> **GOAL OF THE EXERCISE**
All of the data must be printed exactly; please include every line.
___
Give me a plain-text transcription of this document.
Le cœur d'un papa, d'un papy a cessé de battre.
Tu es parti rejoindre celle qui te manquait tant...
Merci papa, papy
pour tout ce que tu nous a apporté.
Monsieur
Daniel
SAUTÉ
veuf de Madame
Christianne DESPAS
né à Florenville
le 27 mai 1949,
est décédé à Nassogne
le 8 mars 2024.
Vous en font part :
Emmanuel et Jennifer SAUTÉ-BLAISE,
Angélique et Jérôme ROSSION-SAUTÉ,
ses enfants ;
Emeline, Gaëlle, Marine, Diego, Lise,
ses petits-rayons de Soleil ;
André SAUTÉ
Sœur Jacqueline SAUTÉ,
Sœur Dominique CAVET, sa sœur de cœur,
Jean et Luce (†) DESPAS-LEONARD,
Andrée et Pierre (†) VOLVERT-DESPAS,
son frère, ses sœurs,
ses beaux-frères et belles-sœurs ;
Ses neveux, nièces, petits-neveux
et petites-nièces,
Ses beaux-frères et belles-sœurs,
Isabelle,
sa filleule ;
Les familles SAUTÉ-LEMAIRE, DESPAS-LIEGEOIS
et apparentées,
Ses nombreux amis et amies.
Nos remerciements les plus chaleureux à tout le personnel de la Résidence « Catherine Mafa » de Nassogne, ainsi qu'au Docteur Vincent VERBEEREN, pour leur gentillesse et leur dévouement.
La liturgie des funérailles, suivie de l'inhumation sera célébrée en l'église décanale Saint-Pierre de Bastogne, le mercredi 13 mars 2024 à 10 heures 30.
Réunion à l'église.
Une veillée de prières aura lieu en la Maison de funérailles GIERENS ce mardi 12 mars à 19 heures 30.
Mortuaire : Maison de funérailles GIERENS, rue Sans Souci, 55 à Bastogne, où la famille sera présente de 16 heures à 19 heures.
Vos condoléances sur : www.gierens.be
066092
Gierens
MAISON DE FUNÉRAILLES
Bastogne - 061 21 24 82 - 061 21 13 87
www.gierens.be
___
> **WRITTEN RESPONSE**
Give me a plain-text transcription of this document.
Le cœur d'un papa, d'un papy a cessé de battre.
Tu es parti rejoindre celle qui te manquait tant...
Merci papa, papy
pour tout ce que tu nous a apporté.
Monsieur
Daniel
SAUTÉ
veuf de Madame
Christianne DESPAS
né à Florenville
le 27 mai 1949,
est décédé à Nassogne
le 8 mars 2024.
Vous en font part :
Emmanuel et Jennifer SAUTÉ-BLAISE,
Angélique et Jérôme ROSSION-SAUTÉ,
ses enfants ;
Emeline, Gaëlle, Marine, Diego, Lise,
ses petits-rayons de Soleil ;
André SAUTÉ
Sœur Jacqueline SAUTÉ,
Sœur Dominique CAVET, sa sœur de cœur,
Jean et Luce (†) DESPAS-LEONARD,
Andrée et Pierre (†) VOLVERT-DESPAS,
son frère, ses sœurs,
ses beaux-frères et belles-sœurs ;
Ses neveux, nièces, petits-neveux
et petites-nièces,
Ses beaux-frères et belles-sœurs,
Isabelle,
sa filleule ;
Les familles SAUTÉ-LEMAIRE, DESPAS-LIEGEOIS
et apparentées,
Ses nombreux amis et amies.
Nos remerciements les plus chaleureux à tout le personnel de la Résidence « Catherine Mafa » de Nassogne, ainsi qu'au Docteur Vincent VERBEEREN, pour leur gentillesse et leur dévouement.
La liturgie des funérailles, suivie de l'inhumation sera célébrée en l'église décanale Saint-Pierre de Bastogne, le mercredi 13 mars 2024 à 10 heures 30.
Réunion à l'église.
Une veillée de prières aura lieu en la Maison de funérailles GIERENS ce mardi 12 mars à 19 heures 30.
Mortuaire : Maison de funérailles GIERENS, rue Sans Souci, 55 à Bastogne, où la famille sera présente de 16 heures à 19 heures.
Vos condoléances sur : www.gierens.be
066092
Gierens
MAISON DE FUNÉRAILLES
Bastogne - 061 21 24 82 - 061 21 13 87
www.gierens.be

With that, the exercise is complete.